▶ Brano di testo:
>>>

I primi dubbi erano sorti già alla nascita del governo gialloverde.

Con il passare delle settimane purtroppo i dubbi si sono trasformati in certezza.

Non passa giorno, infatti, che questo esecutivo, che ha nelle sue mani le sorti del Paese e di tutti noi, offra l’immagine di una   baraonda in cui non esista chiarezza di deleghe ministeriali, di chi abbia la responsabilità di dire e di fare, né di chi sia competente per indicare linee politiche ed economiche del governo.

Il capriccio sfrenato dei due vicepremier di apparire e blaterare su tutto, sempre ed ovunque, genera una babilonia istituzionale sconcertante.

Eppure lo stesso presidente Mattarella, persona saggia ed esperta, avrebbe dovuto prevedere abusi, soperchieria e tanta confusione, nel conferire la delega di vicepremier a due personaggi analfabeti di Costituzione e di regole istituzionali, assetati solo di potere e smaniosi di fare le prime donne in gara tra loro.

Lo si è visto fin dai primi giorni.

Al ministro dell’Interno, ad esempio, non compete il potere di chiudere i porti, né quello di impartire ordini alla Guardia Costiera, eppure Matteo Salvini, pur di apparire alla ciurma plaudente come il castigamatti dei migranti, se ne è infischiato ed ha prevaricato i suoi colleghi di governo competenti in materia.

Non solo, ma comunicando le sue decisioni via tweet e facebook,  canali informali e privi di carattere ufficiale, ha creato incertezze e perplessità.

Ma lo stesso ministro dell’Interno, che come titolare del Viminale fino ad oggi non ha ancora partorito alcun provvedimento per contrastare la criminalità, si è invece profuso nell'impicciarsi di vaccini, di ricostruzione del viadotto Morandi, di relazioni internazionali, di giustizia, etc., giungendo perfino al deprecabile braccio di ferro con la UE su aspetti economici e finanziari, tutte materie non di sua competenza.

<<<

Nell'ultima frase del brano, individua ed elenca tutte le materie introdotte dalla preposizione "di" subito dopo "impicciarsi". I record provengono da una fonte diversa dal brano.

▶ Elementi tratti da un dataset:
>>>

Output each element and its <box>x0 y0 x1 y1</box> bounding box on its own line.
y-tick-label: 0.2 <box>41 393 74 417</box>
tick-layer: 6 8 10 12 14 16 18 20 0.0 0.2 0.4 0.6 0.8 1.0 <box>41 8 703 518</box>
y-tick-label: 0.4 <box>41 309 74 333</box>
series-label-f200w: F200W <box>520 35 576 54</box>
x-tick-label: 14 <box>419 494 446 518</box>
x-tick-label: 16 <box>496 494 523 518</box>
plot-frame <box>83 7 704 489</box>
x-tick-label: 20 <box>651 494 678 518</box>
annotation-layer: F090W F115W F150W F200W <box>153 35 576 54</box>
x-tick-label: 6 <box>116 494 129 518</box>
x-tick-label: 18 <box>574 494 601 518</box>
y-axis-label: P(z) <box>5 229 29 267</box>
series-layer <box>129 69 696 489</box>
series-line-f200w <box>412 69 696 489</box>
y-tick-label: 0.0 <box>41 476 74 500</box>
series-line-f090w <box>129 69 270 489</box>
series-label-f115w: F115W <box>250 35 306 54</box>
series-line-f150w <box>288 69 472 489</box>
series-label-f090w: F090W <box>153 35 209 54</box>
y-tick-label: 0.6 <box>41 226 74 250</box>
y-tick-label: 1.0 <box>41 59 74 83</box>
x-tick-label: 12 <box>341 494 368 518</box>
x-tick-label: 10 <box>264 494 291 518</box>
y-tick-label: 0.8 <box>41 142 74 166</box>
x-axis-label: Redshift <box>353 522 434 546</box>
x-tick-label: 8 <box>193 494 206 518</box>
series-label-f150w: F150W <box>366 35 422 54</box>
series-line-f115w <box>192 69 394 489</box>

<<<

▶ Soluzione:
- vaccini
- ricostruzione del viadotto Morandi
- relazioni internazionali
- giustizia